=== Required task ===
Pull out every line below holding the word "pracy".

=== Record set ===
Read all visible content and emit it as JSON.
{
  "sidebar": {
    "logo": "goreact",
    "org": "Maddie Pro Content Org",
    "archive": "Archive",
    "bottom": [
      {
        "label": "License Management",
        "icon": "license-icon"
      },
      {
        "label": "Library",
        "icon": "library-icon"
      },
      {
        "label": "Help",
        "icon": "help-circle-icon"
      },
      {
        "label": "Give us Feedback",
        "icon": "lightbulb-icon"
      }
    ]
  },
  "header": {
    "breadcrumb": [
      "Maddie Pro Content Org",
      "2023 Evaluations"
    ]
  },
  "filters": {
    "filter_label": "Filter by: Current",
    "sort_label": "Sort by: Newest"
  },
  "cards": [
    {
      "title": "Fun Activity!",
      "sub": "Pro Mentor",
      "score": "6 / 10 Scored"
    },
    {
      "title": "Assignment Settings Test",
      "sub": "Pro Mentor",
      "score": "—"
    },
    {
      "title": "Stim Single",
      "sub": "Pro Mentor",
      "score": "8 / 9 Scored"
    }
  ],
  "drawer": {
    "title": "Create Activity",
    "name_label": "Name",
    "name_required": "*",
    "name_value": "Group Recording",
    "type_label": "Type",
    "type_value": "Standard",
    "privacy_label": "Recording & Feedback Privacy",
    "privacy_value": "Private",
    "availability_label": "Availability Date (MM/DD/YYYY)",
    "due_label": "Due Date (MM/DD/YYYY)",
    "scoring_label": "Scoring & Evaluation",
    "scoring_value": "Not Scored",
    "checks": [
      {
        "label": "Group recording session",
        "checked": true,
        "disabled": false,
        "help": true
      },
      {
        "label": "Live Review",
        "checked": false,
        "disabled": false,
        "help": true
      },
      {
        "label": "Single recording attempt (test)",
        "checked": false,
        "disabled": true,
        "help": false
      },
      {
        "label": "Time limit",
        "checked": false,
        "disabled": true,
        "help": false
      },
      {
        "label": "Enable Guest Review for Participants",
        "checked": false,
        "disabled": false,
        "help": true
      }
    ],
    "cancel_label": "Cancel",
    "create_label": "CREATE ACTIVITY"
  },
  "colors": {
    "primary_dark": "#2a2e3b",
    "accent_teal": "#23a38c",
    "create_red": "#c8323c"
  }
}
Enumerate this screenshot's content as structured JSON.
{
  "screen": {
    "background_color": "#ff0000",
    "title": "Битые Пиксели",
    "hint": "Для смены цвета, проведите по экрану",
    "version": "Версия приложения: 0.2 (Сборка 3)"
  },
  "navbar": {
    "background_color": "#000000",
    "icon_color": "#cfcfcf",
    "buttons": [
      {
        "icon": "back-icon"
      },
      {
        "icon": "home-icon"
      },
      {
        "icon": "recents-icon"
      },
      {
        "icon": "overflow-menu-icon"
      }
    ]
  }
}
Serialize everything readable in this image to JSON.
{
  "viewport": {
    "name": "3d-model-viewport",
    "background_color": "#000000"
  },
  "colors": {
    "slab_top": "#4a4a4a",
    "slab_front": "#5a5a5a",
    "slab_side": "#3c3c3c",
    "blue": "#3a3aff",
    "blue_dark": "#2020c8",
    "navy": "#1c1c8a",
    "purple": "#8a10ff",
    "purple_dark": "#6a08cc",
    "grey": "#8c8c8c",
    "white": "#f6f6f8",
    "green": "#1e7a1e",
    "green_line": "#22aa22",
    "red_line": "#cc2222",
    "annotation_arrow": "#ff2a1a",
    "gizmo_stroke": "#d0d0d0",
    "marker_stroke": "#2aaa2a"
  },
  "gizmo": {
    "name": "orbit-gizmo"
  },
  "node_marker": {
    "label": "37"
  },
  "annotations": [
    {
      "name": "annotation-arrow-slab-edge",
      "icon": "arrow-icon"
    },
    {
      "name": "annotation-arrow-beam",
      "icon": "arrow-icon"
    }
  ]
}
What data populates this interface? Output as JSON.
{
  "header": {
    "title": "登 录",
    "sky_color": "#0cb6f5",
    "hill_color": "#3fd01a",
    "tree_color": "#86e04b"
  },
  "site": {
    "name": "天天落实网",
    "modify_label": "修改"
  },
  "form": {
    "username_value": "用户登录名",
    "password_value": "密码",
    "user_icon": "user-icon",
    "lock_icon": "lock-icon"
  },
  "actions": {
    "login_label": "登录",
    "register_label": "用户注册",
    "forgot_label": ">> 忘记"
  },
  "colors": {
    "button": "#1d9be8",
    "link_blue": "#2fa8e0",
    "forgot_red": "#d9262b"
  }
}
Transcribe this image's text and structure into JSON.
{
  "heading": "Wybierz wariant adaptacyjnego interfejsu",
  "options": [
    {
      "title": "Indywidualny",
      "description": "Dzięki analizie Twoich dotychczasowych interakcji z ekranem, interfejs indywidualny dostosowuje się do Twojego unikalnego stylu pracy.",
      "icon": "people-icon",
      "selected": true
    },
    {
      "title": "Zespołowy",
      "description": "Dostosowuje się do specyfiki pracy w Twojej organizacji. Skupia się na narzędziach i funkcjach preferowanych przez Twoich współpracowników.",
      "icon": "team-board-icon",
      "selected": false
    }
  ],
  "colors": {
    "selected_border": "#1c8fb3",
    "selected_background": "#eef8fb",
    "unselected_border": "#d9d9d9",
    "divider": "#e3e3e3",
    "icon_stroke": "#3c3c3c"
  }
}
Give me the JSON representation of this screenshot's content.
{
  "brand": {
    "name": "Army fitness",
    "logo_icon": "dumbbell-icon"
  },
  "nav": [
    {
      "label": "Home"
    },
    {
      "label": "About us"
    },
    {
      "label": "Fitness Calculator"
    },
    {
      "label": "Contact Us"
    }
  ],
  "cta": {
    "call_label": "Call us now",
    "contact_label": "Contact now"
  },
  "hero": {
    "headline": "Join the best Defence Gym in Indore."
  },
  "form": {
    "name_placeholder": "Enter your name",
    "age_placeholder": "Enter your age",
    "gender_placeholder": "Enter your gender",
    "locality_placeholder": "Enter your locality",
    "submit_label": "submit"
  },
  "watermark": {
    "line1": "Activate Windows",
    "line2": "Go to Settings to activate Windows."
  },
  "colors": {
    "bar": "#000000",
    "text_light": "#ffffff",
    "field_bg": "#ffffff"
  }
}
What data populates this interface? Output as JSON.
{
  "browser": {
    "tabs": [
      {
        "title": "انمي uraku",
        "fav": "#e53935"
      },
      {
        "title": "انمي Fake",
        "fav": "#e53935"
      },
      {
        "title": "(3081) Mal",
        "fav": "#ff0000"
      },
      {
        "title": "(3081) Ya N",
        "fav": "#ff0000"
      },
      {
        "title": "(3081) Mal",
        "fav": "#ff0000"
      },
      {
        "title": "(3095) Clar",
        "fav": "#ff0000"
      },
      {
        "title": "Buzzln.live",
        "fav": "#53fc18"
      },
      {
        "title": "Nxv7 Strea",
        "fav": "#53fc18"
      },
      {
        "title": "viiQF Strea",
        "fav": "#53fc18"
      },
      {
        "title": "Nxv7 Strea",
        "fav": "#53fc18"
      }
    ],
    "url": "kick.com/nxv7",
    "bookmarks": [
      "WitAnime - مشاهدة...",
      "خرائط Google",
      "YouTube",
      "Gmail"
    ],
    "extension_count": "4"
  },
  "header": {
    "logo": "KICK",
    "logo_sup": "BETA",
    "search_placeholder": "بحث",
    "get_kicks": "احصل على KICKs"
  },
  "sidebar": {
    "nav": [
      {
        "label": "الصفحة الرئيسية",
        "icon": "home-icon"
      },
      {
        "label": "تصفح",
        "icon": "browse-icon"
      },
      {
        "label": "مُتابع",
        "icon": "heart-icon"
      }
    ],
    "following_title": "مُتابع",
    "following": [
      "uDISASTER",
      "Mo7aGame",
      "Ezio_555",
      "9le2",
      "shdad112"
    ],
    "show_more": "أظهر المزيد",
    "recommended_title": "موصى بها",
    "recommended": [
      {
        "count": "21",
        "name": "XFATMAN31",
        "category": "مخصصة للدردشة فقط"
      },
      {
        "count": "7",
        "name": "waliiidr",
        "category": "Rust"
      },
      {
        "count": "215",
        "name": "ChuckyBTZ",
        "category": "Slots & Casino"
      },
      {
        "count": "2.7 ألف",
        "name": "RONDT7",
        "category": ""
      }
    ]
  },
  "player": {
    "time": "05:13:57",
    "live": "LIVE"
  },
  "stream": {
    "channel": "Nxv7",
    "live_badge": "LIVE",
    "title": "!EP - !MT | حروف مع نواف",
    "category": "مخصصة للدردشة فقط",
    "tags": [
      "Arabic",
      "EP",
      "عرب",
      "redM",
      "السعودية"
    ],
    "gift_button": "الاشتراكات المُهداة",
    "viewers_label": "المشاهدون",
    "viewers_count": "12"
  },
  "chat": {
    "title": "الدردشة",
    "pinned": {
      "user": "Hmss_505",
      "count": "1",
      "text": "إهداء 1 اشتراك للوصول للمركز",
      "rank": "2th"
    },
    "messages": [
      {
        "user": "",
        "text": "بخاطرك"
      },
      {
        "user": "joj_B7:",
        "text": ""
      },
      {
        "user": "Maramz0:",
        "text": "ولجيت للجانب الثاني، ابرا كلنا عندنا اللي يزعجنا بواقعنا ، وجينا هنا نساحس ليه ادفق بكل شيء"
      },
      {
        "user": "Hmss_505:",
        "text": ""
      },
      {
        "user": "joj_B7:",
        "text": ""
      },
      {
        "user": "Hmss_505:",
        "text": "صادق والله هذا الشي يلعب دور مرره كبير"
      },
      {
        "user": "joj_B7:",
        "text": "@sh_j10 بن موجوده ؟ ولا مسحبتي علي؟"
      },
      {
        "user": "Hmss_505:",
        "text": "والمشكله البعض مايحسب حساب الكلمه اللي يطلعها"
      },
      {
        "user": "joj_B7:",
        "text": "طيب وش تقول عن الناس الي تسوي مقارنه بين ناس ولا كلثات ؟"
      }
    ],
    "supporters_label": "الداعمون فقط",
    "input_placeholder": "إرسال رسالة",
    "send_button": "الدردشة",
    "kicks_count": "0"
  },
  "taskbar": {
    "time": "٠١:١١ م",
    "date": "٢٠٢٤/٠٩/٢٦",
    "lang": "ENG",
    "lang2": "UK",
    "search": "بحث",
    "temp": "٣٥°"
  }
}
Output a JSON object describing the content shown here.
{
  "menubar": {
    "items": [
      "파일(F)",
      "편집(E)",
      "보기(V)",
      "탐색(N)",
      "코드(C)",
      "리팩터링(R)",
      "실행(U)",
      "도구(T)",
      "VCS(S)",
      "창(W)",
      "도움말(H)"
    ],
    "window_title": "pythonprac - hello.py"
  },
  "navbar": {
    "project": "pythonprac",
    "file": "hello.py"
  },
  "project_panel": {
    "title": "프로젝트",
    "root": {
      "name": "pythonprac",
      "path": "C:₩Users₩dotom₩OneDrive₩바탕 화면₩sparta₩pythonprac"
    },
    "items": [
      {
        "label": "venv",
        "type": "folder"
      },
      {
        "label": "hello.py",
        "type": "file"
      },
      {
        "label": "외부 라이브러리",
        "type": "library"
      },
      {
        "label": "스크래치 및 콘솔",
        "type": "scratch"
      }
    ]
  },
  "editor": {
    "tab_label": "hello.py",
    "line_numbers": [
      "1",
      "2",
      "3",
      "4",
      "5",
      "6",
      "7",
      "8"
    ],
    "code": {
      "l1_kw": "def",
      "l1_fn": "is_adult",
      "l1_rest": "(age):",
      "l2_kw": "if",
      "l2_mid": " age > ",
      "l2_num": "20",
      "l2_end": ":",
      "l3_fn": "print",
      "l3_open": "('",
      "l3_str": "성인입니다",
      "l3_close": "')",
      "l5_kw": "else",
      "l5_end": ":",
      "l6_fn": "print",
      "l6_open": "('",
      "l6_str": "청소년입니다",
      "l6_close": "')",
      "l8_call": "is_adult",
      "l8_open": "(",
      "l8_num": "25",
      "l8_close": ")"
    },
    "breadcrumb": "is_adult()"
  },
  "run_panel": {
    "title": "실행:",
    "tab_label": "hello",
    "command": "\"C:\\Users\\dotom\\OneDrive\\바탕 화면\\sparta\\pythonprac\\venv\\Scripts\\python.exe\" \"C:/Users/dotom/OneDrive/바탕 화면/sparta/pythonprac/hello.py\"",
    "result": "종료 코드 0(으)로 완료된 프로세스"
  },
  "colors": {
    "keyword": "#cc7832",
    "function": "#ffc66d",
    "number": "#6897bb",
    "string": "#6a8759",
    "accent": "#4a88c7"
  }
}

=== Result of the exercise ===
      "description": "Dzięki analizie Twoich dotychczasowych interakcji z ekranem, interfejs indywidualny dostosowuje się do Twojego unikalnego stylu pracy.",
      "description": "Dostosowuje się do specyfiki pracy w Twojej organizacji. Skupia się na narzędziach i funkcjach preferowanych przez Twoich współpracowników.",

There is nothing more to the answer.